**Written instruction**. Copy the listing below word for word, from its first line through the line containing "Point — [90, 594, 112, 608]", both ends included.
┌────────
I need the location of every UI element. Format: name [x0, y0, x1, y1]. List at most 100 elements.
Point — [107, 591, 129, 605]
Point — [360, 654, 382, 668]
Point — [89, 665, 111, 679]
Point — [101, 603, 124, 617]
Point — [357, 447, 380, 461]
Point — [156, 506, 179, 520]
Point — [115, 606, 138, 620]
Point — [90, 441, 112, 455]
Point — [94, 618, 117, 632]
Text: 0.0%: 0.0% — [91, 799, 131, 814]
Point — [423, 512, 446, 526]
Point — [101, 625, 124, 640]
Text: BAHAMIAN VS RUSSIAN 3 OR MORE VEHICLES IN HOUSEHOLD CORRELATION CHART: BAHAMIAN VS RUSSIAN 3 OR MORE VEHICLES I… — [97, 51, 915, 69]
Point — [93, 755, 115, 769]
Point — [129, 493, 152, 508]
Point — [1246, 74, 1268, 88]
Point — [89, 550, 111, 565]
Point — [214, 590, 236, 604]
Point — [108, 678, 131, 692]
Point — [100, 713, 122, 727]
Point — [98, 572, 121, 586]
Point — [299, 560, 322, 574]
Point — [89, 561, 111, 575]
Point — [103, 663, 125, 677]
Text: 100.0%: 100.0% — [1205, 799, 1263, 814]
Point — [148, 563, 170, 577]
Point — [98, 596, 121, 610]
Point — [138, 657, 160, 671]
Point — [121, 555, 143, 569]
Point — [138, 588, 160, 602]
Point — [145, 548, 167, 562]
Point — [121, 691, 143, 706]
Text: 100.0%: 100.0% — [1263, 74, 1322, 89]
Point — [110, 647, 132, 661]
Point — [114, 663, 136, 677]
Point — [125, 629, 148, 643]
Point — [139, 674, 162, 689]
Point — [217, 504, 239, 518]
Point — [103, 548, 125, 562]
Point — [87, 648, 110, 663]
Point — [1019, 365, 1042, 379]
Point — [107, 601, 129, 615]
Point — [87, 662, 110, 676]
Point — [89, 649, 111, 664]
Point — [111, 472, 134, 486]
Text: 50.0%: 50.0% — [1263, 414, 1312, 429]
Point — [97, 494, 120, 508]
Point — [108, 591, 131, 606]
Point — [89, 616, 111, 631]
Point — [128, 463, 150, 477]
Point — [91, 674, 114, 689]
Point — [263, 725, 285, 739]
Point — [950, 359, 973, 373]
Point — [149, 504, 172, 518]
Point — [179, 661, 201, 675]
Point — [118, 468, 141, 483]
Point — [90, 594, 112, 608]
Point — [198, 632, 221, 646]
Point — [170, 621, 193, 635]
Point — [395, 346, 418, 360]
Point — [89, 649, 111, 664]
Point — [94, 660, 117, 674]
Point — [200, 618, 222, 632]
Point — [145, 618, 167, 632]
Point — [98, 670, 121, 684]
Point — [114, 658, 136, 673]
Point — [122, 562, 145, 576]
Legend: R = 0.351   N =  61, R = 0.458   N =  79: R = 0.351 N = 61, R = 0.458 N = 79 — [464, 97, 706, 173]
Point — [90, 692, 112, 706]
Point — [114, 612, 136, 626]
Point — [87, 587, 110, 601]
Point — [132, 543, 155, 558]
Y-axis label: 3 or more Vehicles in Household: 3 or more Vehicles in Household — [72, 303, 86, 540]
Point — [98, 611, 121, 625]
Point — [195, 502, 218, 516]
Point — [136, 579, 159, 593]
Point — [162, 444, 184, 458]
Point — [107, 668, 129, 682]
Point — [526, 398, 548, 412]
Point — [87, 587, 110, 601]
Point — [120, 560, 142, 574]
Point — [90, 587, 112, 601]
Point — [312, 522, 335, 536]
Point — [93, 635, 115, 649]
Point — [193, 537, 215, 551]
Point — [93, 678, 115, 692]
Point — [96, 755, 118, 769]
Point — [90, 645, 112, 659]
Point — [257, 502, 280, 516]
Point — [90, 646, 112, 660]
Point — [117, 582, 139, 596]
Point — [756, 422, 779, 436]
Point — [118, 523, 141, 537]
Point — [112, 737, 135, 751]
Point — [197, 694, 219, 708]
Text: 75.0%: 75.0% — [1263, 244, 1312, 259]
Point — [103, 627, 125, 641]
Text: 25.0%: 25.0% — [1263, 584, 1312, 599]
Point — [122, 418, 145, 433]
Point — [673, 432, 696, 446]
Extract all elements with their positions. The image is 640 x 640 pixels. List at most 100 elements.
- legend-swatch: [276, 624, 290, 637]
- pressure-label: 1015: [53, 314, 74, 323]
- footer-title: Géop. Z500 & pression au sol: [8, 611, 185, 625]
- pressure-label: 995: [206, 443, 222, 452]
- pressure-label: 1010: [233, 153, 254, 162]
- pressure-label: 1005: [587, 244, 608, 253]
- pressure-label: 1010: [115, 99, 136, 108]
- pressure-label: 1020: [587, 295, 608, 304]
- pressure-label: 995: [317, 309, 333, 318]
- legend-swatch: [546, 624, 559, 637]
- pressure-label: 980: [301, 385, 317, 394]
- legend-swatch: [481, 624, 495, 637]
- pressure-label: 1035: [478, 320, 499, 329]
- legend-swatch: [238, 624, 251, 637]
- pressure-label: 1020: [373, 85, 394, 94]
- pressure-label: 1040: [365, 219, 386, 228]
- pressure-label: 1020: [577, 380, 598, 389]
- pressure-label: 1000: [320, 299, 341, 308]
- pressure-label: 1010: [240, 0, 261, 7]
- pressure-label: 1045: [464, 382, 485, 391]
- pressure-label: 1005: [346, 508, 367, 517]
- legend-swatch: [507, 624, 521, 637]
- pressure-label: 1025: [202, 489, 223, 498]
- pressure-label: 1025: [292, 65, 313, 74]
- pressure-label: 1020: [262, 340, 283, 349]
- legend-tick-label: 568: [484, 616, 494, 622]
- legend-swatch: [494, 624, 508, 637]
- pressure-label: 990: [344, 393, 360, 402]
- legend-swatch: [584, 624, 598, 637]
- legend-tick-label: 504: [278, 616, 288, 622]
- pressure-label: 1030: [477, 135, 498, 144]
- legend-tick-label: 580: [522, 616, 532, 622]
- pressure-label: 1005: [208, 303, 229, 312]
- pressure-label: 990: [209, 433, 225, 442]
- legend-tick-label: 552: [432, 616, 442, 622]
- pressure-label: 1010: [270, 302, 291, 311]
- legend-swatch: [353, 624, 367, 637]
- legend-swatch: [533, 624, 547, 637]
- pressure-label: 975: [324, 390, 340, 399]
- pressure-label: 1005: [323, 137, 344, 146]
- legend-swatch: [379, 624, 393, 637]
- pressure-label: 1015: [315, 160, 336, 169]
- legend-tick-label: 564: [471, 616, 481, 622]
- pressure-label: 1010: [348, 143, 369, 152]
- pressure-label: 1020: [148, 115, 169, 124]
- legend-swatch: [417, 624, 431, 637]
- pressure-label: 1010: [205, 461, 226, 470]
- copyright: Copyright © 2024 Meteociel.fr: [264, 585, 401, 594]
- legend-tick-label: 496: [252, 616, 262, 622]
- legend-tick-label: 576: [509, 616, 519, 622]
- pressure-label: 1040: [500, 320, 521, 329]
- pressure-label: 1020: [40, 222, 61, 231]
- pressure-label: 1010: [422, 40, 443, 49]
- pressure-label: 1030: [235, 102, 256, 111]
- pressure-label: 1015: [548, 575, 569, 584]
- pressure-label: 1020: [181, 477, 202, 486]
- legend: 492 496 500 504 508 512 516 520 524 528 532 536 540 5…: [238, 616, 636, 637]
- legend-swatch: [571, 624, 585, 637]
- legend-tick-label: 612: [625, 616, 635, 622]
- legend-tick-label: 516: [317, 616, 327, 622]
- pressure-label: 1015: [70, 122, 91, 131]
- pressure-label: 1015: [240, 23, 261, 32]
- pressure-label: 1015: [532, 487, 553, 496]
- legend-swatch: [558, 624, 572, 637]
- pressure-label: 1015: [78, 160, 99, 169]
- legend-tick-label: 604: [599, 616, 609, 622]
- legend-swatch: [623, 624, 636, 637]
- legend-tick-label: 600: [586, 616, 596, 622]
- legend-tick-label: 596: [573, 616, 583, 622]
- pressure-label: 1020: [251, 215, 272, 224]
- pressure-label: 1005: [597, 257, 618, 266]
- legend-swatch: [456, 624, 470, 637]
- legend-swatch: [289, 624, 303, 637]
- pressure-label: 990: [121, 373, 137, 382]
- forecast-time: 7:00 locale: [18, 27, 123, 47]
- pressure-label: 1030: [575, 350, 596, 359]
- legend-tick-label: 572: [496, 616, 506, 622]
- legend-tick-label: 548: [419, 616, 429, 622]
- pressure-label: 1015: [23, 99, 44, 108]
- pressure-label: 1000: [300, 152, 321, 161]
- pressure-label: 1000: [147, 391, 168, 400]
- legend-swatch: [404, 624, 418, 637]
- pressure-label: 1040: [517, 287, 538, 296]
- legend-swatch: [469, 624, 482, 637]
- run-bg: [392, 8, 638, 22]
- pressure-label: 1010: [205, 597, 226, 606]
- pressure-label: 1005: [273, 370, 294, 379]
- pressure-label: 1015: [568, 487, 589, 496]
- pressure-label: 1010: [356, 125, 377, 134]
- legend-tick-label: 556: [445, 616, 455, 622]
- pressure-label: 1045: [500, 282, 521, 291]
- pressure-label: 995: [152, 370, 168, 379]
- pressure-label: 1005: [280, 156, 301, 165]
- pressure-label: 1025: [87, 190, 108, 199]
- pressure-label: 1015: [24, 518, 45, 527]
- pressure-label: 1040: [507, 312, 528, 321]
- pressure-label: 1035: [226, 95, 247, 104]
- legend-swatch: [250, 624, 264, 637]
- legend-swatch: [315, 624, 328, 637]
└────────
**Output of the exercise**.
I need the location of every UI element. Format: name [x0, y0, x1, y1]. List at most 100 elements.
Point — [107, 591, 129, 605]
Point — [360, 654, 382, 668]
Point — [89, 665, 111, 679]
Point — [101, 603, 124, 617]
Point — [357, 447, 380, 461]
Point — [156, 506, 179, 520]
Point — [115, 606, 138, 620]
Point — [90, 441, 112, 455]
Point — [94, 618, 117, 632]
Text: 0.0%: 0.0% — [91, 799, 131, 814]
Point — [423, 512, 446, 526]
Point — [101, 625, 124, 640]
Text: BAHAMIAN VS RUSSIAN 3 OR MORE VEHICLES IN HOUSEHOLD CORRELATION CHART: BAHAMIAN VS RUSSIAN 3 OR MORE VEHICLES I… — [97, 51, 915, 69]
Point — [93, 755, 115, 769]
Point — [129, 493, 152, 508]
Point — [1246, 74, 1268, 88]
Point — [89, 550, 111, 565]
Point — [214, 590, 236, 604]
Point — [108, 678, 131, 692]
Point — [100, 713, 122, 727]
Point — [98, 572, 121, 586]
Point — [299, 560, 322, 574]
Point — [89, 561, 111, 575]
Point — [103, 663, 125, 677]
Text: 100.0%: 100.0% — [1205, 799, 1263, 814]
Point — [148, 563, 170, 577]
Point — [98, 596, 121, 610]
Point — [138, 657, 160, 671]
Point — [121, 555, 143, 569]
Point — [138, 588, 160, 602]
Point — [145, 548, 167, 562]
Point — [121, 691, 143, 706]
Text: 100.0%: 100.0% — [1263, 74, 1322, 89]
Point — [110, 647, 132, 661]
Point — [114, 663, 136, 677]
Point — [125, 629, 148, 643]
Point — [139, 674, 162, 689]
Point — [217, 504, 239, 518]
Point — [103, 548, 125, 562]
Point — [87, 648, 110, 663]
Point — [1019, 365, 1042, 379]
Point — [107, 601, 129, 615]
Point — [87, 662, 110, 676]
Point — [89, 649, 111, 664]
Point — [111, 472, 134, 486]
Text: 50.0%: 50.0% — [1263, 414, 1312, 429]
Point — [97, 494, 120, 508]
Point — [108, 591, 131, 606]
Point — [89, 616, 111, 631]
Point — [128, 463, 150, 477]
Point — [91, 674, 114, 689]
Point — [263, 725, 285, 739]
Point — [950, 359, 973, 373]
Point — [149, 504, 172, 518]
Point — [179, 661, 201, 675]
Point — [118, 468, 141, 483]
Point — [90, 594, 112, 608]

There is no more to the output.